**Work instructions**
In the credit card fraud write-up, which model is chosen as the best model?
begin Provided text
Use performance metrics to optimize machine learning algorithm to predict fraud transactions in Kaggle Credit Card Fraud Detection.

The goal of this research is to find out most significant features to predict whether a transaction in the dataset is committed to fraud. The structure of this article is:

  • Data Wrangling, in which I modify NA values and remove outliers
  • Feature Selecting, in which I create some features I think important to predict fraud
  • Training and tuning machine learning, in which I use sklearn to train 4 different models and compare their performance matrices, including precision, recall and f1 score, and plot ROC curves to compare the models
  • Final part, in which I select Naive Bayes as my best model
  • Conclusion

1. Data Wrangling

Firstly, load the dataset:

df = pd.read_csv("creditcard.csv")
df.shape
(284807, 31)
df.columns
Index([u'Time', u'V1', u'V2', u'V3', u'V4', u'V5', u'V6', u'V7', u'V8', u'V9',
       u'V10', u'V11', u'V12', u'V13', u'V14', u'V15', u'V16', u'V17', u'V18',
       u'V19', u'V20', u'V21', u'V22', u'V23', u'V24', u'V25', u'V26', u'V27',
       u'V28', u'Amount', u'Class'],
      dtype='object')

The total fraud and the ratio of fraud in this dataset are:

sum(df.Class), round(sum(df.Class)*1.0/df.shape[0],5)
(492, 0.00173)
end Provided text
begin Record list
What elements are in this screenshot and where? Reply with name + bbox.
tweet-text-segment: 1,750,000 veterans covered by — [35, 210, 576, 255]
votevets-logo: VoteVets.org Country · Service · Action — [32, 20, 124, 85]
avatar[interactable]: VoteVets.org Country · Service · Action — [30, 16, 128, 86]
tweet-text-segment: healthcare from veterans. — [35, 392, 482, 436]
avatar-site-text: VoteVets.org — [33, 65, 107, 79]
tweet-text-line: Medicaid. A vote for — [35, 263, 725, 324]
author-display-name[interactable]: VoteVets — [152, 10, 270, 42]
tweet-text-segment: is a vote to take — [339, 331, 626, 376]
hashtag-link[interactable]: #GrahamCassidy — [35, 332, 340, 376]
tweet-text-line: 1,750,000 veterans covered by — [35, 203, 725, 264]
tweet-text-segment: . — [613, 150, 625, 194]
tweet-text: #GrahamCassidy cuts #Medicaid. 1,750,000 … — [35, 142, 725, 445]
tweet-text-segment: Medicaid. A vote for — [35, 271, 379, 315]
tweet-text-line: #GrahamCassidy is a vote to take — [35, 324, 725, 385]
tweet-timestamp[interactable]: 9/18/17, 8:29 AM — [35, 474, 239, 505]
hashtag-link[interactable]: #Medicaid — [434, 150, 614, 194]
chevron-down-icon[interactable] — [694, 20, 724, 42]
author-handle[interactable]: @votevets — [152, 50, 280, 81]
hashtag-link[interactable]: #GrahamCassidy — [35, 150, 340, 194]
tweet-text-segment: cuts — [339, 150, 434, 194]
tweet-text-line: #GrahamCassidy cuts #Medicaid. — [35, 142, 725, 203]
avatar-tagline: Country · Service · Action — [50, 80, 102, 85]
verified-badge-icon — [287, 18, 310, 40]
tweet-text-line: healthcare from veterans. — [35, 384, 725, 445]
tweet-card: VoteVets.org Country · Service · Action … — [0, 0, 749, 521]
end Record list
**Solution**
Naive Bayes